PROBLEM DETAILS
Search the material below for the string "warnings" and list each line that holds it.

DATA SUPPLIED
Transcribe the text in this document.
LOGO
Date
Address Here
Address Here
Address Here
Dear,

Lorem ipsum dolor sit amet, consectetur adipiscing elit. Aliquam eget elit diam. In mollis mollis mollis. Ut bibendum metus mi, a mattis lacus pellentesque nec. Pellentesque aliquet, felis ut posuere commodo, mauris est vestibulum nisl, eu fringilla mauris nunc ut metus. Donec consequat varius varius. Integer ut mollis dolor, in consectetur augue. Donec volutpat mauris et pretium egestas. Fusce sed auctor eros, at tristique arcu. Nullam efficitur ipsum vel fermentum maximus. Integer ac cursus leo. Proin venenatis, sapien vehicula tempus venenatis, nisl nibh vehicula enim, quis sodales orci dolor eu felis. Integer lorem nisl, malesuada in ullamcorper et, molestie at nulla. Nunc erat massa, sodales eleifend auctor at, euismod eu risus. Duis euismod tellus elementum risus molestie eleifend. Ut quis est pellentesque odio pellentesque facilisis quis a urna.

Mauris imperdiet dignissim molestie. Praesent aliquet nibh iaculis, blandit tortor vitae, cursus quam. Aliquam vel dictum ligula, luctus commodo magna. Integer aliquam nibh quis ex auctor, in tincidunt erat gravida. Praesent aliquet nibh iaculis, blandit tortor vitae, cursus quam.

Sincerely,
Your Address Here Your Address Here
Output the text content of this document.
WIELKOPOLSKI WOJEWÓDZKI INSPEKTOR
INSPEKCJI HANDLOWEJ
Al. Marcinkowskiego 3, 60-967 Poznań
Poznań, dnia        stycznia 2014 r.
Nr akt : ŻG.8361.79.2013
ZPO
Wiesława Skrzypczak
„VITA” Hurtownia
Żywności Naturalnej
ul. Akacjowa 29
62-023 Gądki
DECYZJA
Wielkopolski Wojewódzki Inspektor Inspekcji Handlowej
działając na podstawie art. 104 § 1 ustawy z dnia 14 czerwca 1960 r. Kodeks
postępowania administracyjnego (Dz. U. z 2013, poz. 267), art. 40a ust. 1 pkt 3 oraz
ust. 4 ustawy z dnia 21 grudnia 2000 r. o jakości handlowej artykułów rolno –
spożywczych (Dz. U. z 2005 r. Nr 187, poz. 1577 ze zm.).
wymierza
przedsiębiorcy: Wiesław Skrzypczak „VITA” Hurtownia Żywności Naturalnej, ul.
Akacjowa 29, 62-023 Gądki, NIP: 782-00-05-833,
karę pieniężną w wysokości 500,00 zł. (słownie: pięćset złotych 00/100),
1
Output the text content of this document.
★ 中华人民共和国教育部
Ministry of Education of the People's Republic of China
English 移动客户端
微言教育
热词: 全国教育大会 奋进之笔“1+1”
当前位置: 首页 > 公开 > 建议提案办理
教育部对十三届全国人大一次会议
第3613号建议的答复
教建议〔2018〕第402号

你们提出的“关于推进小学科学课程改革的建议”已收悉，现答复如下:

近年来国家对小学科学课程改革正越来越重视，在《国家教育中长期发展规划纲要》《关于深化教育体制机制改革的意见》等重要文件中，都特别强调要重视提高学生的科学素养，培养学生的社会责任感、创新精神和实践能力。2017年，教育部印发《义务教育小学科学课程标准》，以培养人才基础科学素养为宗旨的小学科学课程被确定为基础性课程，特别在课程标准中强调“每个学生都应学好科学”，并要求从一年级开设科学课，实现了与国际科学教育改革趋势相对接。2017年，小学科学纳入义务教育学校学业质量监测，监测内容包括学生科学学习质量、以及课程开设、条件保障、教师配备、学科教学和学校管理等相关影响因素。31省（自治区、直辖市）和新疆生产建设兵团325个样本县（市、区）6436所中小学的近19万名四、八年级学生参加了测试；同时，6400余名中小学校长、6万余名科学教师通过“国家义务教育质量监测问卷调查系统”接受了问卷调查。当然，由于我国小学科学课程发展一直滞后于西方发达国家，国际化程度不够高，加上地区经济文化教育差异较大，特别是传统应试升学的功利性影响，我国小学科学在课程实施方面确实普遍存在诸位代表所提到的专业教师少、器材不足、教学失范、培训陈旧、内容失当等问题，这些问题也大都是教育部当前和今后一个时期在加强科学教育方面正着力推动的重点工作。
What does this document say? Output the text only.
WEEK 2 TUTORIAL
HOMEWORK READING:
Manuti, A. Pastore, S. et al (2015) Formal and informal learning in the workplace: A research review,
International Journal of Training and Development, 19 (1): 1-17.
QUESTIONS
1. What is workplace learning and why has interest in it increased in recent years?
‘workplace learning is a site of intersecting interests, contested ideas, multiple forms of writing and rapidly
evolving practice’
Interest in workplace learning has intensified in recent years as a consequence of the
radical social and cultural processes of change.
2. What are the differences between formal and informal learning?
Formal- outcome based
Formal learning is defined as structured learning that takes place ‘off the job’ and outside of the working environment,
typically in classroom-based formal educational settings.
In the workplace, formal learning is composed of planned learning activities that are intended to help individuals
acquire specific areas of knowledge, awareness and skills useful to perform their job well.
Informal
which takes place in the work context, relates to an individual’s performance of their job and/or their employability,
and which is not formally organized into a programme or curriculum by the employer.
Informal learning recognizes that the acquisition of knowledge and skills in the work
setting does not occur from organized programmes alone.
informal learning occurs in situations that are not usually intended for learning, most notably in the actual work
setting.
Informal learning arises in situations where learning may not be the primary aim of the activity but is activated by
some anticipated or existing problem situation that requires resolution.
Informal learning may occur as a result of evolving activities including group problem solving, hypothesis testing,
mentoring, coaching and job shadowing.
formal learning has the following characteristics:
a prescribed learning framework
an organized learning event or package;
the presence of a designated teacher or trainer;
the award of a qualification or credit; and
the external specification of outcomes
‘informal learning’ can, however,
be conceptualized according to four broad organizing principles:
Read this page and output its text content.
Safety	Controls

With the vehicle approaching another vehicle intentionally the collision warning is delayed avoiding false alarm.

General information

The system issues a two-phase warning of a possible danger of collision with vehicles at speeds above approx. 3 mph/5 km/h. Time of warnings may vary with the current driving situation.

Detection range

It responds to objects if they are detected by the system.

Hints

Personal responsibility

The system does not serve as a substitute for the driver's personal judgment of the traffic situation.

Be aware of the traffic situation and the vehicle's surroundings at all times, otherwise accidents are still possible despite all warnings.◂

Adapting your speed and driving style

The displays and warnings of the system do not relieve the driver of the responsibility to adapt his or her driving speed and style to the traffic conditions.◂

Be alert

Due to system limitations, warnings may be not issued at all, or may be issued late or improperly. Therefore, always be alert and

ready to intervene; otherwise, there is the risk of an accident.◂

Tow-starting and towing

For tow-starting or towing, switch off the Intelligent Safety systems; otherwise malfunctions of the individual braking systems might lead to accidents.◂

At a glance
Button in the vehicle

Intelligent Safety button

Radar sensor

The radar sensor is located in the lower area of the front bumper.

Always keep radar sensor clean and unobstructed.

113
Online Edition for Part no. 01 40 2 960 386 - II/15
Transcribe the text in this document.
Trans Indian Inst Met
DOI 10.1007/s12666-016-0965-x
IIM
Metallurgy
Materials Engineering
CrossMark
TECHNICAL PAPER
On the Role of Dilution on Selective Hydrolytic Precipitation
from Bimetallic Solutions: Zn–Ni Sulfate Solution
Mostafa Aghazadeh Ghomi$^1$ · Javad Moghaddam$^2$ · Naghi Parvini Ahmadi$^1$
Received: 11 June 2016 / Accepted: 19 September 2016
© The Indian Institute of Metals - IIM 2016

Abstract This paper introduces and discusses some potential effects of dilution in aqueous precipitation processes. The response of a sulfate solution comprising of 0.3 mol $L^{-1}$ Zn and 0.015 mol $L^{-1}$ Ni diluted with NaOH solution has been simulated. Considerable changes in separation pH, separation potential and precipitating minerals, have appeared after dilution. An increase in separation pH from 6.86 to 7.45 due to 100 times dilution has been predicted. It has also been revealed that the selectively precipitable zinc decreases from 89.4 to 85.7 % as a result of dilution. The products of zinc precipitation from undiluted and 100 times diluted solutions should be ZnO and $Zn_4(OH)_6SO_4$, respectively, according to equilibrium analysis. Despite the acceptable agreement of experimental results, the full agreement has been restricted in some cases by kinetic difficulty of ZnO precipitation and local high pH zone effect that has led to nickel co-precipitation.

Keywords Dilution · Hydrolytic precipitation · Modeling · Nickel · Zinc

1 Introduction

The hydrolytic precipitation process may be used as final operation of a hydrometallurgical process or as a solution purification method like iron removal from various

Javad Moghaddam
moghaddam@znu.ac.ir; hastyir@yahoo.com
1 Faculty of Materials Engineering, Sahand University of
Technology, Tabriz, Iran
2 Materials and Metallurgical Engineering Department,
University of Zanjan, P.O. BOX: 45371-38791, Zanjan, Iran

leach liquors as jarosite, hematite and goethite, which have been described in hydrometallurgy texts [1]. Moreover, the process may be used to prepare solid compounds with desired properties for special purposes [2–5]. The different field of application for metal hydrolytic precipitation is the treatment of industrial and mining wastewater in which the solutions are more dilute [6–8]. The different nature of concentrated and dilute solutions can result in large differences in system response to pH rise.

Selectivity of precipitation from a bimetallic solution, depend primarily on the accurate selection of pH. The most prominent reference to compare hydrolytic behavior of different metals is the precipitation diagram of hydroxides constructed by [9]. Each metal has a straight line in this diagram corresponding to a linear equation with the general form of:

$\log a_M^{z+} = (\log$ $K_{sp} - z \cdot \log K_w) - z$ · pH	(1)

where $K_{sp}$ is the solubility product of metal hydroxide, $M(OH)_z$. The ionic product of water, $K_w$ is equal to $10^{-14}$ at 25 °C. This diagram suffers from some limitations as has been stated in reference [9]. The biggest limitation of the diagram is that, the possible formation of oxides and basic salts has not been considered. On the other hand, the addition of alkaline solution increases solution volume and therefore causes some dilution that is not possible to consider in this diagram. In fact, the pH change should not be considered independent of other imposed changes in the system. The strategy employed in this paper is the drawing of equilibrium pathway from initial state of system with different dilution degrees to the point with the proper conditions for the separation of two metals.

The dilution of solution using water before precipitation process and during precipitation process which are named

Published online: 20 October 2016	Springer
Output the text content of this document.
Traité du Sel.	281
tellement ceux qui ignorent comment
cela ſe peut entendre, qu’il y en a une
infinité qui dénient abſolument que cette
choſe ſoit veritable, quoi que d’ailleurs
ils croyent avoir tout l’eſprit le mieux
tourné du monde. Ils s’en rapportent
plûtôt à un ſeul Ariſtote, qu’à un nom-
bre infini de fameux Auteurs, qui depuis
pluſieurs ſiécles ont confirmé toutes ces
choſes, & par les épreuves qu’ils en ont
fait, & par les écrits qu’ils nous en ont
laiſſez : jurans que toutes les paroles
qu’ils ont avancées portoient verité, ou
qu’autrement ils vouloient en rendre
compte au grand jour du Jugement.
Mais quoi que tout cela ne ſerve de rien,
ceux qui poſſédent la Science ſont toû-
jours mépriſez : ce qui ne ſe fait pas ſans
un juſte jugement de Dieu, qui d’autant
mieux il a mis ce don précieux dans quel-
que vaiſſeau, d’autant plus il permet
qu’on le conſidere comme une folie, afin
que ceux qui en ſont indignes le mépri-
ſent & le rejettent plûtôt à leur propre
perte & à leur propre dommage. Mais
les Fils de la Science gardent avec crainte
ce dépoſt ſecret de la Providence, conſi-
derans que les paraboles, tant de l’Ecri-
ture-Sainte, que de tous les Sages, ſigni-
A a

SOLUTION TO THE PROBLEM
The system issues a two-phase warning of a possible danger of collision with vehicles at speeds above approx. 3 mph/5 km/h. Time of warnings may vary with the current driving situation.
Be aware of the traffic situation and the vehicle's surroundings at all times, otherwise accidents are still possible despite all warnings.◂
The displays and warnings of the system do not relieve the driver of the responsibility to adapt his or her driving speed and style to the traffic conditions.◂
Due to system limitations, warnings may be not issued at all, or may be issued late or improperly. Therefore, always be alert and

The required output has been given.